### RAW RECORDS
+++++

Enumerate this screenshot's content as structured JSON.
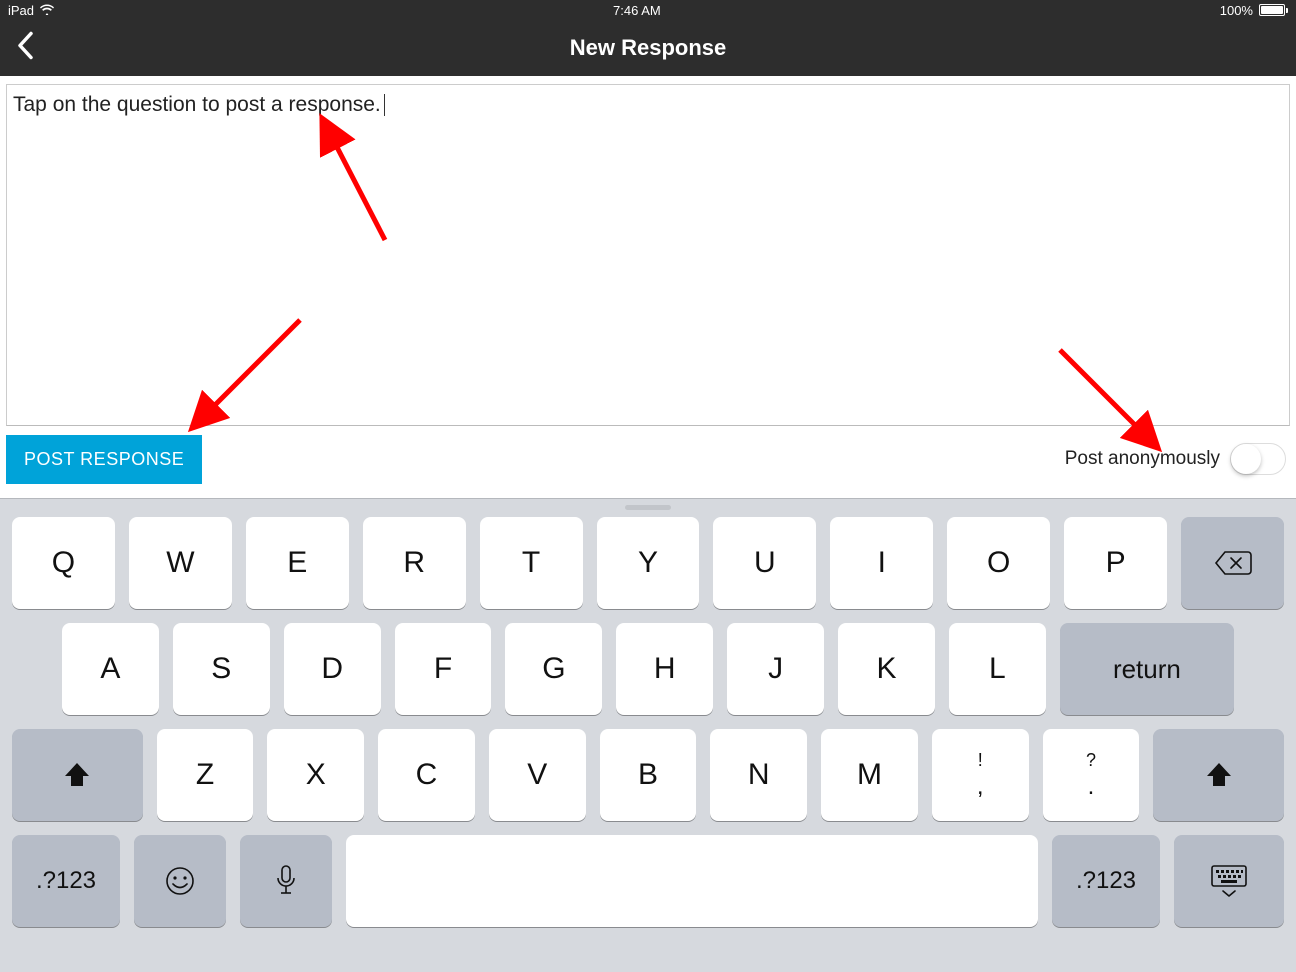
{
  "status": {
    "device": "iPad",
    "time": "7:46 AM",
    "battery_pct": "100%"
  },
  "nav": {
    "title": "New Response"
  },
  "compose": {
    "text": "Tap on the question to post a response.",
    "post_button": "POST RESPONSE",
    "anon_label": "Post anonymously",
    "anon_on": false
  },
  "keyboard": {
    "row1": [
      "Q",
      "W",
      "E",
      "R",
      "T",
      "Y",
      "U",
      "I",
      "O",
      "P"
    ],
    "row2": [
      "A",
      "S",
      "D",
      "F",
      "G",
      "H",
      "J",
      "K",
      "L"
    ],
    "row3": [
      "Z",
      "X",
      "C",
      "V",
      "B",
      "N",
      "M"
    ],
    "punct1_top": "!",
    "punct1_bot": ",",
    "punct2_top": "?",
    "punct2_bot": ".",
    "return": "return",
    "numkey": ".?123"
  }
}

+++++

Exactly as written, return every line of the listing, but not the pictures.

### ANSWER TO THIS PROBLEM
Enumerate this screenshot's content as structured JSON.
{
  "status": {
    "device": "iPad",
    "time": "7:46 AM",
    "battery_pct": "100%"
  },
  "nav": {
    "title": "New Response"
  },
  "compose": {
    "text": "Tap on the question to post a response.",
    "post_button": "POST RESPONSE",
    "anon_label": "Post anonymously",
    "anon_on": false
  },
  "keyboard": {
    "row1": [
      "Q",
      "W",
      "E",
      "R",
      "T",
      "Y",
      "U",
      "I",
      "O",
      "P"
    ],
    "row2": [
      "A",
      "S",
      "D",
      "F",
      "G",
      "H",
      "J",
      "K",
      "L"
    ],
    "row3": [
      "Z",
      "X",
      "C",
      "V",
      "B",
      "N",
      "M"
    ],
    "punct1_top": "!",
    "punct1_bot": ",",
    "punct2_top": "?",
    "punct2_bot": ".",
    "return": "return",
    "numkey": ".?123"
  }
}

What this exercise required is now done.